- PROBLEM -
The records that follow should be retyped word for word.

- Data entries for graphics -
-- Start --
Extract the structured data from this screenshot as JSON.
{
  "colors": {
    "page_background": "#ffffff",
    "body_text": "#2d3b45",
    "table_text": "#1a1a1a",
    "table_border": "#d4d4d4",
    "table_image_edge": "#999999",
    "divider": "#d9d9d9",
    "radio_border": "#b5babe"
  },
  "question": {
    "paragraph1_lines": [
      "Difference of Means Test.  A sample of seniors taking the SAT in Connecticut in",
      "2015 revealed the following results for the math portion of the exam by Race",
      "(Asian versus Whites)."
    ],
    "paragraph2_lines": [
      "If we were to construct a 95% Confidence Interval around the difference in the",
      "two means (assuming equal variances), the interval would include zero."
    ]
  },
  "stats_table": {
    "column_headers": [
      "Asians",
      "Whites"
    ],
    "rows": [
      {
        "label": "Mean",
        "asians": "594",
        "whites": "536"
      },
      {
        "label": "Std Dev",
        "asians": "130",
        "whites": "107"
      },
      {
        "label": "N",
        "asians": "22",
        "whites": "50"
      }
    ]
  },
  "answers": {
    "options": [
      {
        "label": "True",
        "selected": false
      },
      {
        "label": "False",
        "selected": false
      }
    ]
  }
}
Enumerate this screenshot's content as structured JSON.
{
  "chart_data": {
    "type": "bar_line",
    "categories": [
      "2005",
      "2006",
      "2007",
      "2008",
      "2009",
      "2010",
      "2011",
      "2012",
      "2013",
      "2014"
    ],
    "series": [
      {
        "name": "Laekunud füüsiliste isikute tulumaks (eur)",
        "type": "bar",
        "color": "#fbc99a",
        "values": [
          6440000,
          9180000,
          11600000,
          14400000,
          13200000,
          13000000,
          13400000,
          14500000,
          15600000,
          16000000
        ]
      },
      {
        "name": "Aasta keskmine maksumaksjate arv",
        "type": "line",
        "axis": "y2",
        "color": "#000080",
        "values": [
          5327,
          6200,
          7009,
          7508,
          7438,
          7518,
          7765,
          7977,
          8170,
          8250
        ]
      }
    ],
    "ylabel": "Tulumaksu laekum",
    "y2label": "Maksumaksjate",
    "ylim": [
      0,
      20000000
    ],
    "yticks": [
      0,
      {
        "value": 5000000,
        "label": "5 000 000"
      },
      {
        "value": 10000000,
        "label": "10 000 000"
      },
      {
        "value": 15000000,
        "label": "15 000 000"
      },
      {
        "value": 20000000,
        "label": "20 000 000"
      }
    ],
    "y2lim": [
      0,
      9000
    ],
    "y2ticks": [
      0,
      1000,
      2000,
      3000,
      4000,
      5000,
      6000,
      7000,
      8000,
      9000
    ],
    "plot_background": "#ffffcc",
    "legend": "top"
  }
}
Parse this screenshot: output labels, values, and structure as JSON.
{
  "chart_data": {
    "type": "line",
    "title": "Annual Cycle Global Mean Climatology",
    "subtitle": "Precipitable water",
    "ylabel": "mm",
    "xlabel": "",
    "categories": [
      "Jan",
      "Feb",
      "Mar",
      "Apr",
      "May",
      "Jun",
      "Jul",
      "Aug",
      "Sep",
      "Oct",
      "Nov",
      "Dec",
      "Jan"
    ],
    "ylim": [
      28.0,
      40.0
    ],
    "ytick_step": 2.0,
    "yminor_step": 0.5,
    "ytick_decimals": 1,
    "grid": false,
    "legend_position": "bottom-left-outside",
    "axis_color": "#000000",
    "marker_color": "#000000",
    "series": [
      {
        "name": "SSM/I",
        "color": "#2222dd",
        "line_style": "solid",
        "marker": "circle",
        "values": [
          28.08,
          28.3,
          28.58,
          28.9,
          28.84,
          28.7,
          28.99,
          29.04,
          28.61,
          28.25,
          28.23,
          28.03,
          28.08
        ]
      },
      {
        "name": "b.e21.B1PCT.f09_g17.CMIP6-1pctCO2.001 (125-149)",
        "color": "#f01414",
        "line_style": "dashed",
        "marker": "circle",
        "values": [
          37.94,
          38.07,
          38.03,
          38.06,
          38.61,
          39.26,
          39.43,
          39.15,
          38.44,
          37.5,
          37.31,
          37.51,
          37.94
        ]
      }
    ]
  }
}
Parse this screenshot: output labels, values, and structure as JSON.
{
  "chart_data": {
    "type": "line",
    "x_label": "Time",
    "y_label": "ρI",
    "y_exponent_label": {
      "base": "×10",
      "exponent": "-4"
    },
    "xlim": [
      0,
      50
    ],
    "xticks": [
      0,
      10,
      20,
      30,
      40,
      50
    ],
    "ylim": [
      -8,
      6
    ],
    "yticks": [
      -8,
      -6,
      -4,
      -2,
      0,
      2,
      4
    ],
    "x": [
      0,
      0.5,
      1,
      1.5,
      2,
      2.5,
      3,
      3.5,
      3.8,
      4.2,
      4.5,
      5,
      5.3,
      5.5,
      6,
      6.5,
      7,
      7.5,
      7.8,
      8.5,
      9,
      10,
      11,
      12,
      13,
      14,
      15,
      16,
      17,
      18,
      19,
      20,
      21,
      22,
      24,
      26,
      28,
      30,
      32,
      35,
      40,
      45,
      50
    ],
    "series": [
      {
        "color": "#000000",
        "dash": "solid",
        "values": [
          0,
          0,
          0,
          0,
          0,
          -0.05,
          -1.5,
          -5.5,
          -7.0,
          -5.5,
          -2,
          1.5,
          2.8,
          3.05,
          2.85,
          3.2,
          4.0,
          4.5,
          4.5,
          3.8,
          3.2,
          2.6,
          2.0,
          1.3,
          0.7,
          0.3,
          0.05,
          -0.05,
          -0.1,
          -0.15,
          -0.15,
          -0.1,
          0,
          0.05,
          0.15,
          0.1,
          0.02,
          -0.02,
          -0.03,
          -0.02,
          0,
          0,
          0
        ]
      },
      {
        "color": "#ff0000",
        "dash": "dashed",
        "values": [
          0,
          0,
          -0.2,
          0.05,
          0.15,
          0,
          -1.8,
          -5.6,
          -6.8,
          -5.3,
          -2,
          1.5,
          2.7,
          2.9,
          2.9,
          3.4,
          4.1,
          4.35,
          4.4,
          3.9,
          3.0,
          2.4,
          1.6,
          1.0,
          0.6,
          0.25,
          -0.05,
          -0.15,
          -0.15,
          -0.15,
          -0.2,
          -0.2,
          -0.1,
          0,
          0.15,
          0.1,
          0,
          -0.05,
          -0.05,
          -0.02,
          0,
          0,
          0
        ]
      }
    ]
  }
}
-- End --
- PROBLEM SOLUTION -
Extract the structured data from this screenshot as JSON.
{
  "colors": {
    "page_background": "#ffffff",
    "body_text": "#2d3b45",
    "table_text": "#1a1a1a",
    "table_border": "#d4d4d4",
    "table_image_edge": "#999999",
    "divider": "#d9d9d9",
    "radio_border": "#b5babe"
  },
  "question": {
    "paragraph1_lines": [
      "Difference of Means Test.  A sample of seniors taking the SAT in Connecticut in",
      "2015 revealed the following results for the math portion of the exam by Race",
      "(Asian versus Whites)."
    ],
    "paragraph2_lines": [
      "If we were to construct a 95% Confidence Interval around the difference in the",
      "two means (assuming equal variances), the interval would include zero."
    ]
  },
  "stats_table": {
    "column_headers": [
      "Asians",
      "Whites"
    ],
    "rows": [
      {
        "label": "Mean",
        "asians": "594",
        "whites": "536"
      },
      {
        "label": "Std Dev",
        "asians": "130",
        "whites": "107"
      },
      {
        "label": "N",
        "asians": "22",
        "whites": "50"
      }
    ]
  },
  "answers": {
    "options": [
      {
        "label": "True",
        "selected": false
      },
      {
        "label": "False",
        "selected": false
      }
    ]
  }
}
Enumerate this screenshot's content as structured JSON.
{
  "chart_data": {
    "type": "bar_line",
    "categories": [
      "2005",
      "2006",
      "2007",
      "2008",
      "2009",
      "2010",
      "2011",
      "2012",
      "2013",
      "2014"
    ],
    "series": [
      {
        "name": "Laekunud füüsiliste isikute tulumaks (eur)",
        "type": "bar",
        "color": "#fbc99a",
        "values": [
          6440000,
          9180000,
          11600000,
          14400000,
          13200000,
          13000000,
          13400000,
          14500000,
          15600000,
          16000000
        ]
      },
      {
        "name": "Aasta keskmine maksumaksjate arv",
        "type": "line",
        "axis": "y2",
        "color": "#000080",
        "values": [
          5327,
          6200,
          7009,
          7508,
          7438,
          7518,
          7765,
          7977,
          8170,
          8250
        ]
      }
    ],
    "ylabel": "Tulumaksu laekum",
    "y2label": "Maksumaksjate",
    "ylim": [
      0,
      20000000
    ],
    "yticks": [
      0,
      {
        "value": 5000000,
        "label": "5 000 000"
      },
      {
        "value": 10000000,
        "label": "10 000 000"
      },
      {
        "value": 15000000,
        "label": "15 000 000"
      },
      {
        "value": 20000000,
        "label": "20 000 000"
      }
    ],
    "y2lim": [
      0,
      9000
    ],
    "y2ticks": [
      0,
      1000,
      2000,
      3000,
      4000,
      5000,
      6000,
      7000,
      8000,
      9000
    ],
    "plot_background": "#ffffcc",
    "legend": "top"
  }
}
Parse this screenshot: output labels, values, and structure as JSON.
{
  "chart_data": {
    "type": "line",
    "title": "Annual Cycle Global Mean Climatology",
    "subtitle": "Precipitable water",
    "ylabel": "mm",
    "xlabel": "",
    "categories": [
      "Jan",
      "Feb",
      "Mar",
      "Apr",
      "May",
      "Jun",
      "Jul",
      "Aug",
      "Sep",
      "Oct",
      "Nov",
      "Dec",
      "Jan"
    ],
    "ylim": [
      28.0,
      40.0
    ],
    "ytick_step": 2.0,
    "yminor_step": 0.5,
    "ytick_decimals": 1,
    "grid": false,
    "legend_position": "bottom-left-outside",
    "axis_color": "#000000",
    "marker_color": "#000000",
    "series": [
      {
        "name": "SSM/I",
        "color": "#2222dd",
        "line_style": "solid",
        "marker": "circle",
        "values": [
          28.08,
          28.3,
          28.58,
          28.9,
          28.84,
          28.7,
          28.99,
          29.04,
          28.61,
          28.25,
          28.23,
          28.03,
          28.08
        ]
      },
      {
        "name": "b.e21.B1PCT.f09_g17.CMIP6-1pctCO2.001 (125-149)",
        "color": "#f01414",
        "line_style": "dashed",
        "marker": "circle",
        "values": [
          37.94,
          38.07,
          38.03,
          38.06,
          38.61,
          39.26,
          39.43,
          39.15,
          38.44,
          37.5,
          37.31,
          37.51,
          37.94
        ]
      }
    ]
  }
}
Parse this screenshot: output labels, values, and structure as JSON.
{
  "chart_data": {
    "type": "line",
    "x_label": "Time",
    "y_label": "ρI",
    "y_exponent_label": {
      "base": "×10",
      "exponent": "-4"
    },
    "xlim": [
      0,
      50
    ],
    "xticks": [
      0,
      10,
      20,
      30,
      40,
      50
    ],
    "ylim": [
      -8,
      6
    ],
    "yticks": [
      -8,
      -6,
      -4,
      -2,
      0,
      2,
      4
    ],
    "x": [
      0,
      0.5,
      1,
      1.5,
      2,
      2.5,
      3,
      3.5,
      3.8,
      4.2,
      4.5,
      5,
      5.3,
      5.5,
      6,
      6.5,
      7,
      7.5,
      7.8,
      8.5,
      9,
      10,
      11,
      12,
      13,
      14,
      15,
      16,
      17,
      18,
      19,
      20,
      21,
      22,
      24,
      26,
      28,
      30,
      32,
      35,
      40,
      45,
      50
    ],
    "series": [
      {
        "color": "#000000",
        "dash": "solid",
        "values": [
          0,
          0,
          0,
          0,
          0,
          -0.05,
          -1.5,
          -5.5,
          -7.0,
          -5.5,
          -2,
          1.5,
          2.8,
          3.05,
          2.85,
          3.2,
          4.0,
          4.5,
          4.5,
          3.8,
          3.2,
          2.6,
          2.0,
          1.3,
          0.7,
          0.3,
          0.05,
          -0.05,
          -0.1,
          -0.15,
          -0.15,
          -0.1,
          0,
          0.05,
          0.15,
          0.1,
          0.02,
          -0.02,
          -0.03,
          -0.02,
          0,
          0,
          0
        ]
      },
      {
        "color": "#ff0000",
        "dash": "dashed",
        "values": [
          0,
          0,
          -0.2,
          0.05,
          0.15,
          0,
          -1.8,
          -5.6,
          -6.8,
          -5.3,
          -2,
          1.5,
          2.7,
          2.9,
          2.9,
          3.4,
          4.1,
          4.35,
          4.4,
          3.9,
          3.0,
          2.4,
          1.6,
          1.0,
          0.6,
          0.25,
          -0.05,
          -0.15,
          -0.15,
          -0.15,
          -0.2,
          -0.2,
          -0.1,
          0,
          0.15,
          0.1,
          0,
          -0.05,
          -0.05,
          -0.02,
          0,
          0,
          0
        ]
      }
    ]
  }
}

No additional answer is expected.